→ Stated exercise
Copy the lines below as they are; omit the images they contain.

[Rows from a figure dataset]
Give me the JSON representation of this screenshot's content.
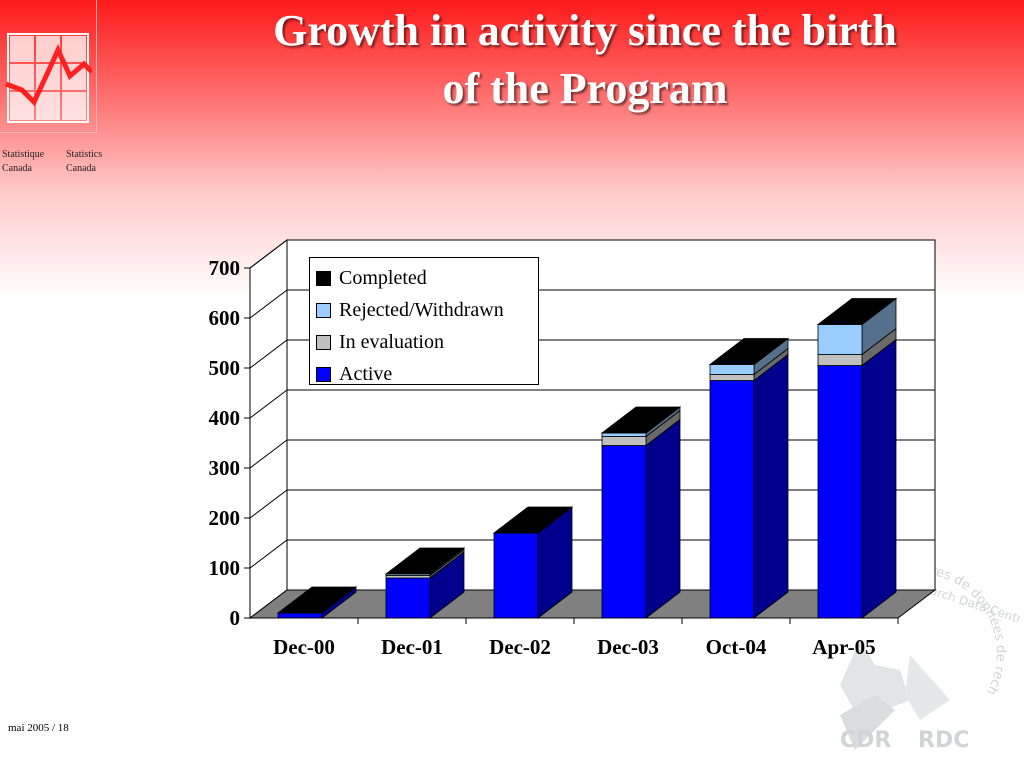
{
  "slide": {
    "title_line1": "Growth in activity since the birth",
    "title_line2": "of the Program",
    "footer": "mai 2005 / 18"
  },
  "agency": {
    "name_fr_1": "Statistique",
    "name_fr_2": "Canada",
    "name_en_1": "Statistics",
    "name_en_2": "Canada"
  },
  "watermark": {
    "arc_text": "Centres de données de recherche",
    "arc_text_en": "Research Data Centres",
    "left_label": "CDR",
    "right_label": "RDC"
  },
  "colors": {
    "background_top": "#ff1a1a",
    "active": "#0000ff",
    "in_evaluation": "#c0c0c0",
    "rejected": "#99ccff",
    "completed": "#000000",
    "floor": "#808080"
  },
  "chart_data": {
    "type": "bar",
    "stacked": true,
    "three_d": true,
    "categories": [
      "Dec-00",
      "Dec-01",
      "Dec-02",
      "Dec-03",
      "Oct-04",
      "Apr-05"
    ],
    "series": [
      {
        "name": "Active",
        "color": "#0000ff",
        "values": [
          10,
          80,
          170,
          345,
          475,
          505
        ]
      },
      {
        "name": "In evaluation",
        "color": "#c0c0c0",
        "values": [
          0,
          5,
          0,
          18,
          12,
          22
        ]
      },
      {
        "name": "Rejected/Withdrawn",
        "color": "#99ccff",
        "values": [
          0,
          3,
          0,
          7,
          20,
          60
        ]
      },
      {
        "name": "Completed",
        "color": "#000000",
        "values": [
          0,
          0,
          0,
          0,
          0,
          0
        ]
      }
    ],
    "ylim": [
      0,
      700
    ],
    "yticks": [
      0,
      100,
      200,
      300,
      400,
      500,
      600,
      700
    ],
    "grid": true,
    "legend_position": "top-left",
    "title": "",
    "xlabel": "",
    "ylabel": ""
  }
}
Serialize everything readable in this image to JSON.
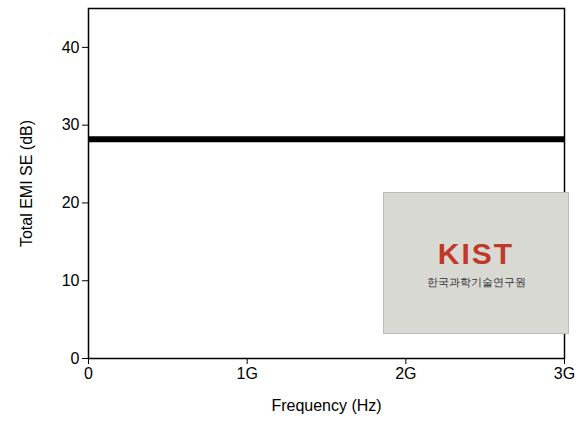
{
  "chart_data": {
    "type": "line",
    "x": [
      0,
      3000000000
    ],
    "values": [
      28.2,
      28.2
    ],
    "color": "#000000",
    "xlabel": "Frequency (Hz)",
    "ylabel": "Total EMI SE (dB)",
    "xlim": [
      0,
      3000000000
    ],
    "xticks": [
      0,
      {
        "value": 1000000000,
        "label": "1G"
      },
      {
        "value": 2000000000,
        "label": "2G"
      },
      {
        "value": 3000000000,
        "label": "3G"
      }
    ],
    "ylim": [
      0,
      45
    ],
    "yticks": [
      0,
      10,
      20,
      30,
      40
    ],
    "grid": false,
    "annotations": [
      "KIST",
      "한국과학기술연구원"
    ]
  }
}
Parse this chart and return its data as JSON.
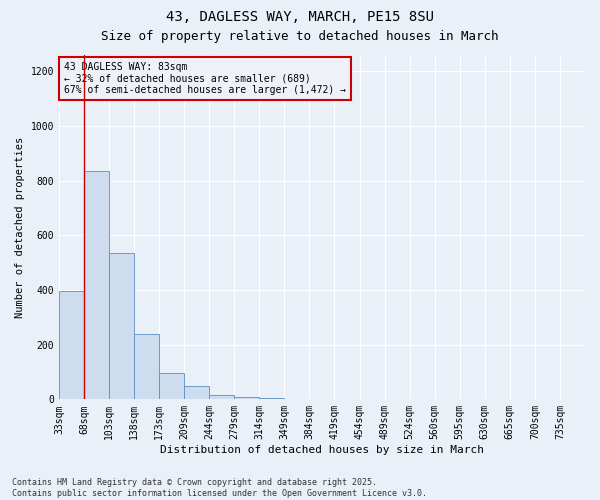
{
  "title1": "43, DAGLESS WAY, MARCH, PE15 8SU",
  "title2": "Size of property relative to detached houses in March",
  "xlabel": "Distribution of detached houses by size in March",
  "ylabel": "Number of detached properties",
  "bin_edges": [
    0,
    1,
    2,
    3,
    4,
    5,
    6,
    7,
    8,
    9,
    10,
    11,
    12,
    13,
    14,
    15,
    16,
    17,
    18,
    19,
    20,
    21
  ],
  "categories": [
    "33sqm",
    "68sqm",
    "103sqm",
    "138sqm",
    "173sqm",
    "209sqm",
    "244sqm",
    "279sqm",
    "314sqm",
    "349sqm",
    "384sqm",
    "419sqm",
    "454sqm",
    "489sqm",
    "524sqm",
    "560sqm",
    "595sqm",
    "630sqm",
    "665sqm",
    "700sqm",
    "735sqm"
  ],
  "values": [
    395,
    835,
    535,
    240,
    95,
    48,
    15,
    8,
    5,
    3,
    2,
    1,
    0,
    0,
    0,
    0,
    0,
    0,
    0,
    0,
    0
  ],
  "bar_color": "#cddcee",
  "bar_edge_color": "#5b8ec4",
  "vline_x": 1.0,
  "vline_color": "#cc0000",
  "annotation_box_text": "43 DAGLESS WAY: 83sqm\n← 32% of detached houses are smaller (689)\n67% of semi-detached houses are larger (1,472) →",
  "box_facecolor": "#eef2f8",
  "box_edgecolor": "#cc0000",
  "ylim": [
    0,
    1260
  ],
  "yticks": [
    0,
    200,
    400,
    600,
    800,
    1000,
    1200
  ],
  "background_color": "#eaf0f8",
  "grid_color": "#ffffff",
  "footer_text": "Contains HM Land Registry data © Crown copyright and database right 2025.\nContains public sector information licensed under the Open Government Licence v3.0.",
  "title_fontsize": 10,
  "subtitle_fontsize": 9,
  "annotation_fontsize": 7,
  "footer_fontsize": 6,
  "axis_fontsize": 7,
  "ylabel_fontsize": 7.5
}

→ The response
Give me the JSON representation of this screenshot's content.
{
  "slide": {
    "title_line1": "Growth in activity since the birth",
    "title_line2": "of the Program",
    "footer": "mai 2005 / 18"
  },
  "agency": {
    "name_fr_1": "Statistique",
    "name_fr_2": "Canada",
    "name_en_1": "Statistics",
    "name_en_2": "Canada"
  },
  "watermark": {
    "arc_text": "Centres de données de recherche",
    "arc_text_en": "Research Data Centres",
    "left_label": "CDR",
    "right_label": "RDC"
  },
  "colors": {
    "background_top": "#ff1a1a",
    "active": "#0000ff",
    "in_evaluation": "#c0c0c0",
    "rejected": "#99ccff",
    "completed": "#000000",
    "floor": "#808080"
  },
  "chart_data": {
    "type": "bar",
    "stacked": true,
    "three_d": true,
    "categories": [
      "Dec-00",
      "Dec-01",
      "Dec-02",
      "Dec-03",
      "Oct-04",
      "Apr-05"
    ],
    "series": [
      {
        "name": "Active",
        "color": "#0000ff",
        "values": [
          10,
          80,
          170,
          345,
          475,
          505
        ]
      },
      {
        "name": "In evaluation",
        "color": "#c0c0c0",
        "values": [
          0,
          5,
          0,
          18,
          12,
          22
        ]
      },
      {
        "name": "Rejected/Withdrawn",
        "color": "#99ccff",
        "values": [
          0,
          3,
          0,
          7,
          20,
          60
        ]
      },
      {
        "name": "Completed",
        "color": "#000000",
        "values": [
          0,
          0,
          0,
          0,
          0,
          0
        ]
      }
    ],
    "ylim": [
      0,
      700
    ],
    "yticks": [
      0,
      100,
      200,
      300,
      400,
      500,
      600,
      700
    ],
    "grid": true,
    "legend_position": "top-left",
    "title": "",
    "xlabel": "",
    "ylabel": ""
  }
}
Serialize everything readable in this image to JSON.
{
  "chart_data": {
    "type": "line",
    "x": [
      0,
      3000000000
    ],
    "values": [
      28.2,
      28.2
    ],
    "color": "#000000",
    "xlabel": "Frequency (Hz)",
    "ylabel": "Total EMI SE (dB)",
    "xlim": [
      0,
      3000000000
    ],
    "xticks": [
      0,
      {
        "value": 1000000000,
        "label": "1G"
      },
      {
        "value": 2000000000,
        "label": "2G"
      },
      {
        "value": 3000000000,
        "label": "3G"
      }
    ],
    "ylim": [
      0,
      45
    ],
    "yticks": [
      0,
      10,
      20,
      30,
      40
    ],
    "grid": false,
    "annotations": [
      "KIST",
      "한국과학기술연구원"
    ]
  }
}
Parse this chart and return its data as JSON.
{
  "title1": "43, DAGLESS WAY, MARCH, PE15 8SU",
  "title2": "Size of property relative to detached houses in March",
  "xlabel": "Distribution of detached houses by size in March",
  "ylabel": "Number of detached properties",
  "bin_edges": [
    0,
    1,
    2,
    3,
    4,
    5,
    6,
    7,
    8,
    9,
    10,
    11,
    12,
    13,
    14,
    15,
    16,
    17,
    18,
    19,
    20,
    21
  ],
  "categories": [
    "33sqm",
    "68sqm",
    "103sqm",
    "138sqm",
    "173sqm",
    "209sqm",
    "244sqm",
    "279sqm",
    "314sqm",
    "349sqm",
    "384sqm",
    "419sqm",
    "454sqm",
    "489sqm",
    "524sqm",
    "560sqm",
    "595sqm",
    "630sqm",
    "665sqm",
    "700sqm",
    "735sqm"
  ],
  "values": [
    395,
    835,
    535,
    240,
    95,
    48,
    15,
    8,
    5,
    3,
    2,
    1,
    0,
    0,
    0,
    0,
    0,
    0,
    0,
    0,
    0
  ],
  "bar_color": "#cddcee",
  "bar_edge_color": "#5b8ec4",
  "vline_x": 1.0,
  "vline_color": "#cc0000",
  "annotation_box_text": "43 DAGLESS WAY: 83sqm\n← 32% of detached houses are smaller (689)\n67% of semi-detached houses are larger (1,472) →",
  "box_facecolor": "#eef2f8",
  "box_edgecolor": "#cc0000",
  "ylim": [
    0,
    1260
  ],
  "yticks": [
    0,
    200,
    400,
    600,
    800,
    1000,
    1200
  ],
  "background_color": "#eaf0f8",
  "grid_color": "#ffffff",
  "footer_text": "Contains HM Land Registry data © Crown copyright and database right 2025.\nContains public sector information licensed under the Open Government Licence v3.0.",
  "title_fontsize": 10,
  "subtitle_fontsize": 9,
  "annotation_fontsize": 7,
  "footer_fontsize": 6,
  "axis_fontsize": 7,
  "ylabel_fontsize": 7.5
}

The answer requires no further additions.